Work out how many lines hold "screenshot". Give the number and nothing else.

Records for this task »
____

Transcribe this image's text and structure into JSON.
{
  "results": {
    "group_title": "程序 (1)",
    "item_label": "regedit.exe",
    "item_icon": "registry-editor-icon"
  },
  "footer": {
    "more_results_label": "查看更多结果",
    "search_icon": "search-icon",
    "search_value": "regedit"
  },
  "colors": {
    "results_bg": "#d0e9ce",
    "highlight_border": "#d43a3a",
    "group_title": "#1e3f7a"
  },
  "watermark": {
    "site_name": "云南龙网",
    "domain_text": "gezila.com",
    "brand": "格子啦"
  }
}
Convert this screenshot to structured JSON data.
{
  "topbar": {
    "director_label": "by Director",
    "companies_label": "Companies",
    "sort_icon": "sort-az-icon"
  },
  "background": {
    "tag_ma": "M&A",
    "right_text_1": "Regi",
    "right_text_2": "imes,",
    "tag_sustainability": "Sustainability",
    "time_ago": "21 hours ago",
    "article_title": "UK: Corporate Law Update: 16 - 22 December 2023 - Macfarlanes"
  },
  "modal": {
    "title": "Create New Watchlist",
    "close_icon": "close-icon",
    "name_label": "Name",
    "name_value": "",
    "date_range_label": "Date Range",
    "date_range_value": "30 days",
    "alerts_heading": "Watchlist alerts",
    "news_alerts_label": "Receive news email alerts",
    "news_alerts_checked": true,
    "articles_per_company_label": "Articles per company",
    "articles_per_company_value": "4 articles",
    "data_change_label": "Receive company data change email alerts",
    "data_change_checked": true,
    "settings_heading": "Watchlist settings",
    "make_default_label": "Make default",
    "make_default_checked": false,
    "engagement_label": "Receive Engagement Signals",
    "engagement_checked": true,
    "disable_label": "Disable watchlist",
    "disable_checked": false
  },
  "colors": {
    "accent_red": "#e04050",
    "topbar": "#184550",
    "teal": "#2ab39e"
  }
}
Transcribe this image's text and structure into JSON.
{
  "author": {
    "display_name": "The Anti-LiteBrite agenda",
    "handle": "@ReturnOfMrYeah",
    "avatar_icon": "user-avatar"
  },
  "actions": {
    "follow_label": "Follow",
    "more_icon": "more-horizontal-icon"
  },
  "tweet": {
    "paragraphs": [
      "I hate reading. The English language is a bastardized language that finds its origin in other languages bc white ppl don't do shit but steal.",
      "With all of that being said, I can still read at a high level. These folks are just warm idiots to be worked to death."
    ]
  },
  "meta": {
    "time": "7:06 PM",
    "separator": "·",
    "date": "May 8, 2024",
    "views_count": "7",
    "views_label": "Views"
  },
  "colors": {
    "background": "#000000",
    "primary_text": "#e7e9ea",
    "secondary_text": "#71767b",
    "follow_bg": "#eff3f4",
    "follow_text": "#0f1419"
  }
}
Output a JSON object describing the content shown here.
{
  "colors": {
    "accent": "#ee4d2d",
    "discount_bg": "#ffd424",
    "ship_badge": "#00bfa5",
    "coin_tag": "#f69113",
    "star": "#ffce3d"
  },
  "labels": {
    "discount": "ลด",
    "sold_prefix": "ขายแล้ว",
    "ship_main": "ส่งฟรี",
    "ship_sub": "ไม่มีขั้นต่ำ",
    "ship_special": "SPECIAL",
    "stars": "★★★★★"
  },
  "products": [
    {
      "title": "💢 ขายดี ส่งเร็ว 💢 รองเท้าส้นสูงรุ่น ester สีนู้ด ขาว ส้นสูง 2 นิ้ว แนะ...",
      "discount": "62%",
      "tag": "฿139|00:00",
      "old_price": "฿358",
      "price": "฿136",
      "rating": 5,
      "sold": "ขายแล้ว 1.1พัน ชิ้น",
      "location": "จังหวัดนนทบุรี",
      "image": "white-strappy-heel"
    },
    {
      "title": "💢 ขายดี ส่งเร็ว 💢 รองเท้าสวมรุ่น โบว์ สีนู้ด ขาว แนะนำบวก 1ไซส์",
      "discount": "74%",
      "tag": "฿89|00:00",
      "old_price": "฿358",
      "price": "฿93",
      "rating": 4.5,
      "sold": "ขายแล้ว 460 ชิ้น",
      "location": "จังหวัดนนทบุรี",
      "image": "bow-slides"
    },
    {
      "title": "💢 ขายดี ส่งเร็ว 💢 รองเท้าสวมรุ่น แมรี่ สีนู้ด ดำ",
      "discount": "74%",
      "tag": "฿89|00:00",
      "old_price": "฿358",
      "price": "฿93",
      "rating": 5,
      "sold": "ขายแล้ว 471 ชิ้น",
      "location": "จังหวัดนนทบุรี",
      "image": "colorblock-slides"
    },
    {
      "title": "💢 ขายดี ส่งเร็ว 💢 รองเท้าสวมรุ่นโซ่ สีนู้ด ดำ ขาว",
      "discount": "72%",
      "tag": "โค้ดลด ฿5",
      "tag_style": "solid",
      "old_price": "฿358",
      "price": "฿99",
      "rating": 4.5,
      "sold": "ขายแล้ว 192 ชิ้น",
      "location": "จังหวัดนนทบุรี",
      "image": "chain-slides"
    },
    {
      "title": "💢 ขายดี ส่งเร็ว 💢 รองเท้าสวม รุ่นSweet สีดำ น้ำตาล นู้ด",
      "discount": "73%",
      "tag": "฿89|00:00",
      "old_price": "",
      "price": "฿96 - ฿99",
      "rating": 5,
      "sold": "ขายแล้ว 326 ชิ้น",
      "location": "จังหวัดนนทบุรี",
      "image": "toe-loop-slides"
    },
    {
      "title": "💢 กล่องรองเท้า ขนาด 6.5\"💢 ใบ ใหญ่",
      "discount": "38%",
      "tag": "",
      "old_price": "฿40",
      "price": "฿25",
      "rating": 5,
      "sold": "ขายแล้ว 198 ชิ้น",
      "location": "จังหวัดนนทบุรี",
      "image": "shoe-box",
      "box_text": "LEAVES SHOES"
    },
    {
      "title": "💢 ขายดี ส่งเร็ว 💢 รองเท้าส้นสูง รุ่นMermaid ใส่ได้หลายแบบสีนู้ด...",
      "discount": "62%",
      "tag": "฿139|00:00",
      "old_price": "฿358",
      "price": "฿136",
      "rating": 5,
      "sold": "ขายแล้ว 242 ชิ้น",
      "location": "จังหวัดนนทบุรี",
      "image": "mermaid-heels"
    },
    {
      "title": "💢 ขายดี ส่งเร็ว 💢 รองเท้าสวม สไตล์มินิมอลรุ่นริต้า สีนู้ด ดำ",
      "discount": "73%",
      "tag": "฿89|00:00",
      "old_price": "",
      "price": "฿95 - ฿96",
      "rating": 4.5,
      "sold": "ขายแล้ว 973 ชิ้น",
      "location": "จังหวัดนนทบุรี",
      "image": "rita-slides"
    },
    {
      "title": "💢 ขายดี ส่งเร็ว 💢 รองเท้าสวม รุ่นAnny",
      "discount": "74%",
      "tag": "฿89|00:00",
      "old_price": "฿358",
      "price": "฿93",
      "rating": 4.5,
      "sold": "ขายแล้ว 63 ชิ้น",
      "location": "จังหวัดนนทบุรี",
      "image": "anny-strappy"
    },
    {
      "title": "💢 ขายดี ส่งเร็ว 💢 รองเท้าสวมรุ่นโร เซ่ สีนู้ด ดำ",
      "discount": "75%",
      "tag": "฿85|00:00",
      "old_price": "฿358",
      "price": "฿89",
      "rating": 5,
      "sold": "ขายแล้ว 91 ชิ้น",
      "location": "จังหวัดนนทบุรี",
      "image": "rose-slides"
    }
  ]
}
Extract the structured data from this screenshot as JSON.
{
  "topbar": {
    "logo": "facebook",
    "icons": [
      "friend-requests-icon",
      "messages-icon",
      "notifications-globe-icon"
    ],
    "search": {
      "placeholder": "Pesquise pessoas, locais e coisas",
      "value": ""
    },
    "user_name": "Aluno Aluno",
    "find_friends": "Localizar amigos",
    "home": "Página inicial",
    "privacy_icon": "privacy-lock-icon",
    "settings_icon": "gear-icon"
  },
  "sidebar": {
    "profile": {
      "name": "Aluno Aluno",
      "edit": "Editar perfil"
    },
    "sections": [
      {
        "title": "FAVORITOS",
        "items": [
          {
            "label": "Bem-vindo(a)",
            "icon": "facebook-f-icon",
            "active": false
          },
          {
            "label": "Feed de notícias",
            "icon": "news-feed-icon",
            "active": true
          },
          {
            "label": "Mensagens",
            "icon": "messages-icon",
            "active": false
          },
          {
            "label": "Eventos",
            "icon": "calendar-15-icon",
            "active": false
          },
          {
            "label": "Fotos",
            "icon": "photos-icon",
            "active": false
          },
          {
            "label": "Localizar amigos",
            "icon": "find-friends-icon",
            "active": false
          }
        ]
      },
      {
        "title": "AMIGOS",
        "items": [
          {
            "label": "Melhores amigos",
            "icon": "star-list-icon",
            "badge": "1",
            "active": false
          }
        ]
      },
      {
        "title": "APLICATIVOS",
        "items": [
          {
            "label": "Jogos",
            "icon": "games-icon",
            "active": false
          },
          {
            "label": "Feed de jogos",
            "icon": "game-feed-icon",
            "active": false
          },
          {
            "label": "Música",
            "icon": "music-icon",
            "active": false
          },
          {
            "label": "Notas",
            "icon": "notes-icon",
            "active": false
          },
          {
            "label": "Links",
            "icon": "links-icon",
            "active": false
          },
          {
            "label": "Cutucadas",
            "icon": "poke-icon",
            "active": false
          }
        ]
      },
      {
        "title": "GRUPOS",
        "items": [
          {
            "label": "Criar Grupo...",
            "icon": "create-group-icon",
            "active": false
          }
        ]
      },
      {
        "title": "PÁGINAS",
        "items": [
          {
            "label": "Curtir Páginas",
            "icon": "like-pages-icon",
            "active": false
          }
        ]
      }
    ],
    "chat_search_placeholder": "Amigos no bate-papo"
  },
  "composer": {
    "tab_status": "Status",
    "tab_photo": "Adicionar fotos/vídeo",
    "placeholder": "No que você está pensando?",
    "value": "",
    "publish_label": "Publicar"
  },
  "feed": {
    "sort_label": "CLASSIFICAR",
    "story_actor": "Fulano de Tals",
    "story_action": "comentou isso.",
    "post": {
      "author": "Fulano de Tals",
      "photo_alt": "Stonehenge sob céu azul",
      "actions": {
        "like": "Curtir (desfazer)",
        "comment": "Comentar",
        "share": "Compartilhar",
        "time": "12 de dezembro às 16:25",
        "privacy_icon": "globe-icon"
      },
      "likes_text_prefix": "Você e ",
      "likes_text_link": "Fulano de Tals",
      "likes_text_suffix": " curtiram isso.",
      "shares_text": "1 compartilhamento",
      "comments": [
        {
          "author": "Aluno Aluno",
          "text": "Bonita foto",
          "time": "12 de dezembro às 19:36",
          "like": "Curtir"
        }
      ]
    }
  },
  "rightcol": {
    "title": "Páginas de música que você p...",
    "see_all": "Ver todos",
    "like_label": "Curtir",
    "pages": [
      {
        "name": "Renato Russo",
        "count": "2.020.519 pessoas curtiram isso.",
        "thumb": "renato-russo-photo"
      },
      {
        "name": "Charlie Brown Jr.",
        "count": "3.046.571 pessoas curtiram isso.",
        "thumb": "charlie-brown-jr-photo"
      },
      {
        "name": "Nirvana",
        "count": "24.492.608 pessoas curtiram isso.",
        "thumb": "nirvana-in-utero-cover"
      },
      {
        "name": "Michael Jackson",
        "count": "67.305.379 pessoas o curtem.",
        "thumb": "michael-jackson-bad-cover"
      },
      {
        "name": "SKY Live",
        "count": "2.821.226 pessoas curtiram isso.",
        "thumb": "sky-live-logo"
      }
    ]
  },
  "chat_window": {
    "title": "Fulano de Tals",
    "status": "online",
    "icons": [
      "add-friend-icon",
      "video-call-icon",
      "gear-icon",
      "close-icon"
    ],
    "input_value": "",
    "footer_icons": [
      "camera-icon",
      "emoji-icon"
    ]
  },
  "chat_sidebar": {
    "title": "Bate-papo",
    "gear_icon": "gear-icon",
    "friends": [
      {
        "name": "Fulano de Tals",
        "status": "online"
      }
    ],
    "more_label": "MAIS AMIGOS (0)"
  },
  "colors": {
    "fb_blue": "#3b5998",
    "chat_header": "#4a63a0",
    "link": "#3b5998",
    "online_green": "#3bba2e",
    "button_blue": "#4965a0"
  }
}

____

Task solution » 2